- Exercise description: Where a line of the material contains the string "data", copy that line.

── Material provided ──

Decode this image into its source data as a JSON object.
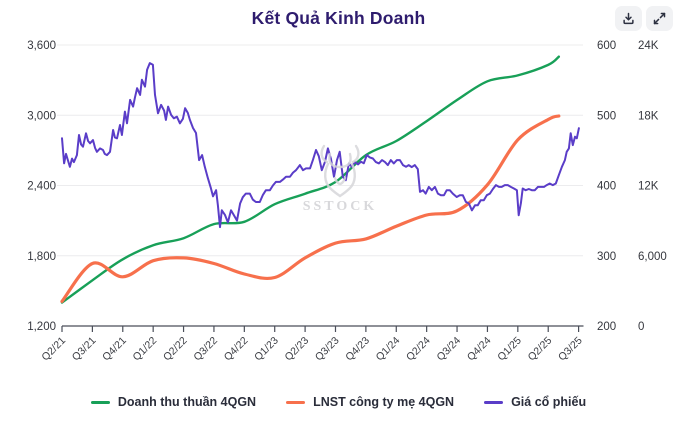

───
── Material provided ──

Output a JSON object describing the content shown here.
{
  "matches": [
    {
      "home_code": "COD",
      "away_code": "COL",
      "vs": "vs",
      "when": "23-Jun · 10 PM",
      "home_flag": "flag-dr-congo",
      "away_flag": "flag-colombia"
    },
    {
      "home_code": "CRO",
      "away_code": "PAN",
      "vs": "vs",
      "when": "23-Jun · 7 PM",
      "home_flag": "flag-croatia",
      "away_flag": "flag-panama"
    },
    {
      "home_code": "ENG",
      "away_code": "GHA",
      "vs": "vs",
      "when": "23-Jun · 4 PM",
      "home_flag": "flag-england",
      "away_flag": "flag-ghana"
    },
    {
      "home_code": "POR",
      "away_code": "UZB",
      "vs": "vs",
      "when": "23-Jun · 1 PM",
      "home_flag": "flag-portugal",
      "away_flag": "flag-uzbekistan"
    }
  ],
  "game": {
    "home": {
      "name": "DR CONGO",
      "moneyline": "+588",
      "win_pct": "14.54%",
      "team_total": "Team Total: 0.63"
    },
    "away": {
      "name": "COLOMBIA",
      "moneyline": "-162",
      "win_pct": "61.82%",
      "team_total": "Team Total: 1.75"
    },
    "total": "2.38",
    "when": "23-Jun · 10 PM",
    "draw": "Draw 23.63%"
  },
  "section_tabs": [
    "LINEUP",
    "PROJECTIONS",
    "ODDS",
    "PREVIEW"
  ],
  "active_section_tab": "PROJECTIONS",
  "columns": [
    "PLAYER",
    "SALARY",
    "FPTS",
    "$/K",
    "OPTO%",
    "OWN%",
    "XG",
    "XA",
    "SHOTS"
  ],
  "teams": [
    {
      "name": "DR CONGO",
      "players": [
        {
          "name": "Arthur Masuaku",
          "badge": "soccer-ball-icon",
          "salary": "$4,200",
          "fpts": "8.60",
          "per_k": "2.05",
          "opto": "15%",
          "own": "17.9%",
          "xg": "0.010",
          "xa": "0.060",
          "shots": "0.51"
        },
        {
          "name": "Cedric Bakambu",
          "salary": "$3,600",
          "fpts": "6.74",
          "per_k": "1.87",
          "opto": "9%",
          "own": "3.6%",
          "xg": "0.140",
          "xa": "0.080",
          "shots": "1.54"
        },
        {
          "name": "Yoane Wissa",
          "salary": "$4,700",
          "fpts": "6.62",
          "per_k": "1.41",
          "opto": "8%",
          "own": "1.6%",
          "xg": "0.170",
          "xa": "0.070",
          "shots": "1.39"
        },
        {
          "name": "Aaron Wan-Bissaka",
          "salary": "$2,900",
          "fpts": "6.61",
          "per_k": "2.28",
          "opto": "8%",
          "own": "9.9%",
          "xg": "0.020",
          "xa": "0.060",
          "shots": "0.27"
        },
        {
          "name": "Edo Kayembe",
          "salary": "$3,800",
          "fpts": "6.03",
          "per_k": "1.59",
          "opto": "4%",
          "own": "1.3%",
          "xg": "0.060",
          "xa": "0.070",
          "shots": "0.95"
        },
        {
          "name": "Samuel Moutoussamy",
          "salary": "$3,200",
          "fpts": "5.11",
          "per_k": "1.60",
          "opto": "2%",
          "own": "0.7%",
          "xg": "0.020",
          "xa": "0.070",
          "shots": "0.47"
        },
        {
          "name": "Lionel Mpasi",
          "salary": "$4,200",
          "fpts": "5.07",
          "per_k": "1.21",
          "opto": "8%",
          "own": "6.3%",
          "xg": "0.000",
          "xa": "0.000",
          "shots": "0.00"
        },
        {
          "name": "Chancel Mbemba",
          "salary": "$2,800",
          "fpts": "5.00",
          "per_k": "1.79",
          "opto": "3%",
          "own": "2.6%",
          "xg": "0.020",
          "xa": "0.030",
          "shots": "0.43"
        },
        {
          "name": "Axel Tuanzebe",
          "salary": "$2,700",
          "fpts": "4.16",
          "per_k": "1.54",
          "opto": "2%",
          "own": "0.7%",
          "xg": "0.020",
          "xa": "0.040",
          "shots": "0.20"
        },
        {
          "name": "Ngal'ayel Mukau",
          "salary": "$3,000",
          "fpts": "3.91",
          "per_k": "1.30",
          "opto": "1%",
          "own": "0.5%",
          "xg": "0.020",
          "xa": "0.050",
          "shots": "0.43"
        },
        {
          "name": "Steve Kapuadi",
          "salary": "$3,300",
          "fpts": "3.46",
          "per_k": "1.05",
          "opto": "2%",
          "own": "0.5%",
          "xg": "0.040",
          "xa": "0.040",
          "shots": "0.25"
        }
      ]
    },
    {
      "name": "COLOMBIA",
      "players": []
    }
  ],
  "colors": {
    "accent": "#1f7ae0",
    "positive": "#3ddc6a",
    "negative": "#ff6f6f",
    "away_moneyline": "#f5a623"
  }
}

───
── Material provided ──

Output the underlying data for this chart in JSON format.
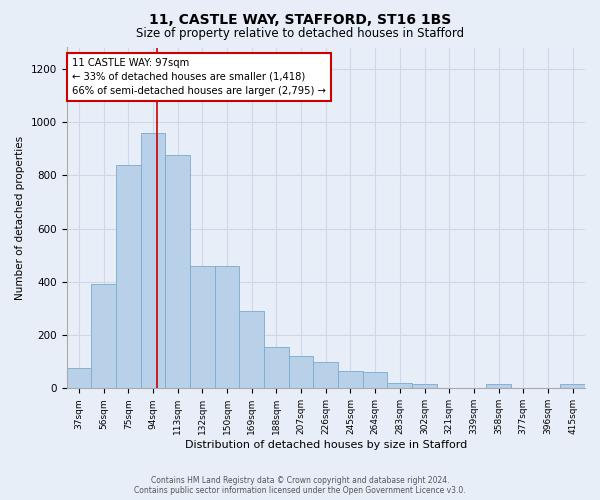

───

- Written reply:
Decode this image into its source data as a JSON object.
Output the underlying data for this chart in JSON format.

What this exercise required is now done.